___ Provided passage
Apollo 17 Lunar Roving Vehicle (LRV) Circa 1972

NASA's Apollo 17 Lunar Roving Vehicle (LRV) Circa 1972
Source: NASA

It’s crazy isn’t it?

If we just think about what has happened since 1972, it doesn’t make much sense.

The U.S. has had, and still has, several successful missions to Mars. Both NASA’s Perseverance Rover and Curiosity Rover continue to roam the distant planet.

Even SpaceX was able to launch Elon Musk’s Tesla Roadster into space in 2018 — what a view.

Tesla Roadster with Spaceman in Space
Spaceman in a Tesla Roadster | Source: SpaceX

For those curious, there’s even a website that tracks the Roadster. It’s about 61,857,000 miles from Earth in orbit around the sun traveling at 7,729 miles per hour.

How’s that for a fast car?

And the U.S. hadn’t returned to the moon?

Until now.


Just a few days ago, on February 22, Intuitive Machines (NASDAQ: LUNR) successfully landed its Odysseus lunar lander on the moon.

The landing site is near the Malapert A crater, about 300 kilometers from the lunar south pole.

Odysseus Lunar Lander in Malapert A Crater
Odysseus Lunar Lander in Malapert A Crater | Source: Intuitive Machines

We were prepared for this though, weren’t we?
______
___ Records
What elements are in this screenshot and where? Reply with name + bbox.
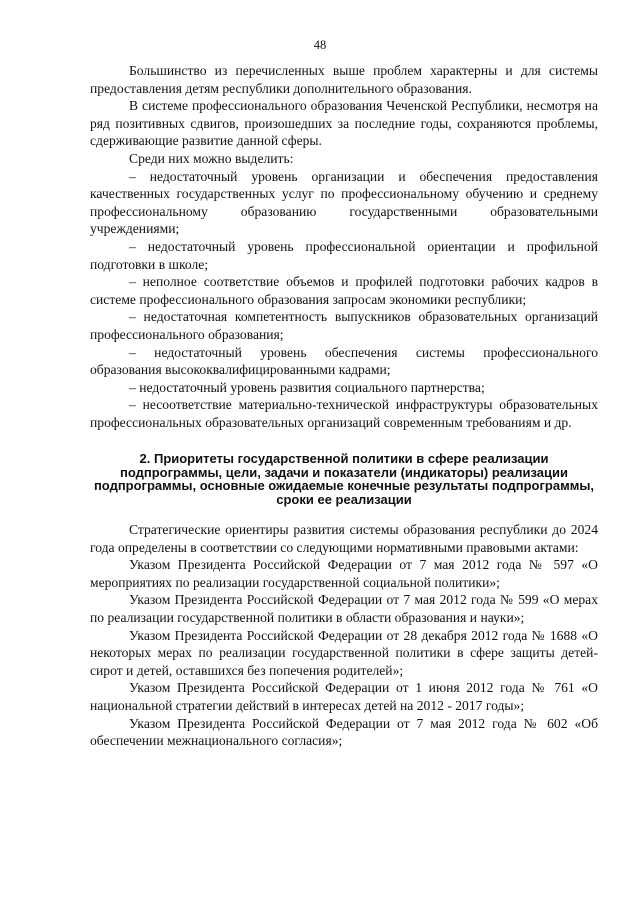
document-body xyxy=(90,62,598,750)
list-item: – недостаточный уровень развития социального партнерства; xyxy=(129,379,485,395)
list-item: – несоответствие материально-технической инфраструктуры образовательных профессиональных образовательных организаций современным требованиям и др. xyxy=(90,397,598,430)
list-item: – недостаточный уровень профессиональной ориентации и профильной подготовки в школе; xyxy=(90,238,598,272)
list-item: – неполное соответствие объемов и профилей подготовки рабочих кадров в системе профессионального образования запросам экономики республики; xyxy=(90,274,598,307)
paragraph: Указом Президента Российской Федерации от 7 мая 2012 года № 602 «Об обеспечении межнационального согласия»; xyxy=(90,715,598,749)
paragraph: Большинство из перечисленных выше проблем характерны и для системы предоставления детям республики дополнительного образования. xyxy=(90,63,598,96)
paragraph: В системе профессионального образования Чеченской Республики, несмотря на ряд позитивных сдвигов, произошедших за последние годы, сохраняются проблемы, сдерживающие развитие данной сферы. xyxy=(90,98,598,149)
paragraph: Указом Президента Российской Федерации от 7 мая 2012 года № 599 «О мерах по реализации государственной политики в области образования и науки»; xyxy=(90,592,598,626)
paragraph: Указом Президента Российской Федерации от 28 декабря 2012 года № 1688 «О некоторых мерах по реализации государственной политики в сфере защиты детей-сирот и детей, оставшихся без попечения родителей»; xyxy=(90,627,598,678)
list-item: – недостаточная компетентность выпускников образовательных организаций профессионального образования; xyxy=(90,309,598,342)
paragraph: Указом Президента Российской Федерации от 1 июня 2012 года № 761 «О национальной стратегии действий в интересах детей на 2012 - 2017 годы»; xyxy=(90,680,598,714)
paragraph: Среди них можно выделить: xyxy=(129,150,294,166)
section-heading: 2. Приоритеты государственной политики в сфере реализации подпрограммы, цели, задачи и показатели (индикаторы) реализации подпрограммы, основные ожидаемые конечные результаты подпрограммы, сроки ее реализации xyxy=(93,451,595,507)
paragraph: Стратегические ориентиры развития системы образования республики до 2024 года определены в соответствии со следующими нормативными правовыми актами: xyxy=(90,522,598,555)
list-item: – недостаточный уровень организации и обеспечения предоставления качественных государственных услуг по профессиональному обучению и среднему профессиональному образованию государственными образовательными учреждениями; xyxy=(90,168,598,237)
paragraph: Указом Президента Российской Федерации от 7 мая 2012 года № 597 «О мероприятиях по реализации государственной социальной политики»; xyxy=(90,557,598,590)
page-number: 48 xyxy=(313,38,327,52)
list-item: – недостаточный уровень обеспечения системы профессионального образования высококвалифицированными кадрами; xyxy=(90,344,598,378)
______
___ Records
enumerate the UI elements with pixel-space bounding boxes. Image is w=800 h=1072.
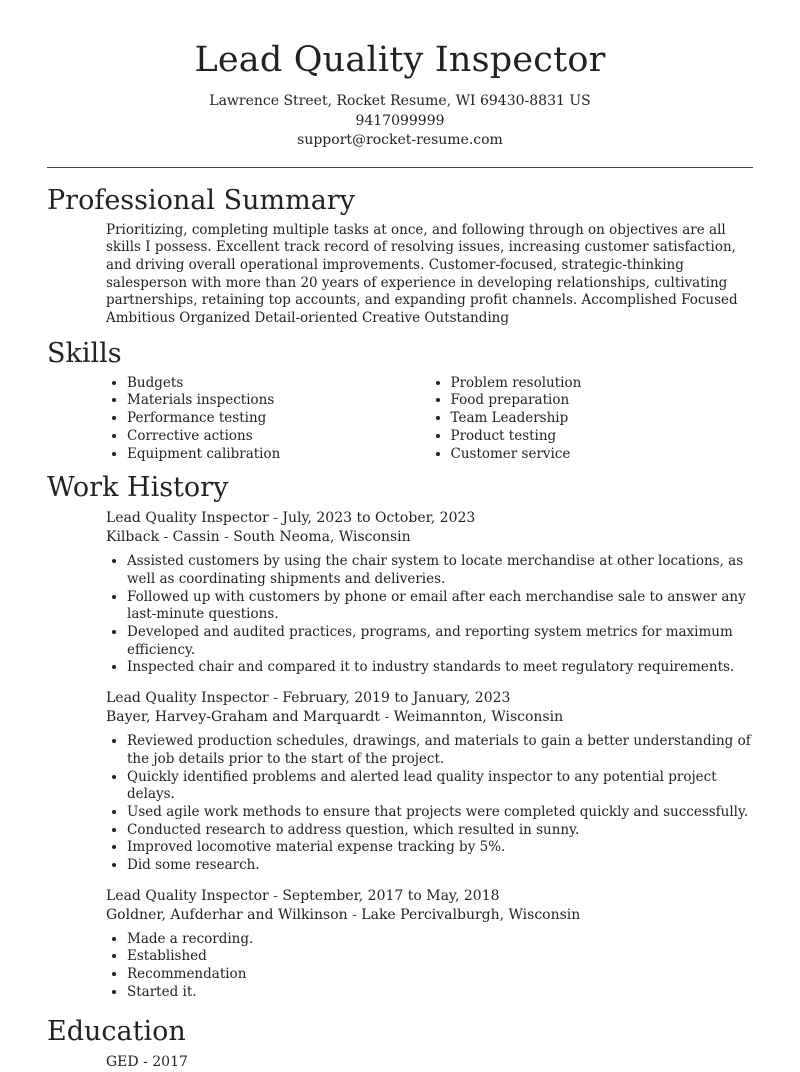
______
» **Set exercise 1**:
Which organizations does the moon landing passage credit as image sources?
» **Set exercise 2**:
In the moon landing passage, how far from the lunar south pole did Odysseus land?

» **Full answer 1**:
NASA, SpaceX, Intuitive Machines

» **Full answer 2**:
About 300 kilometers.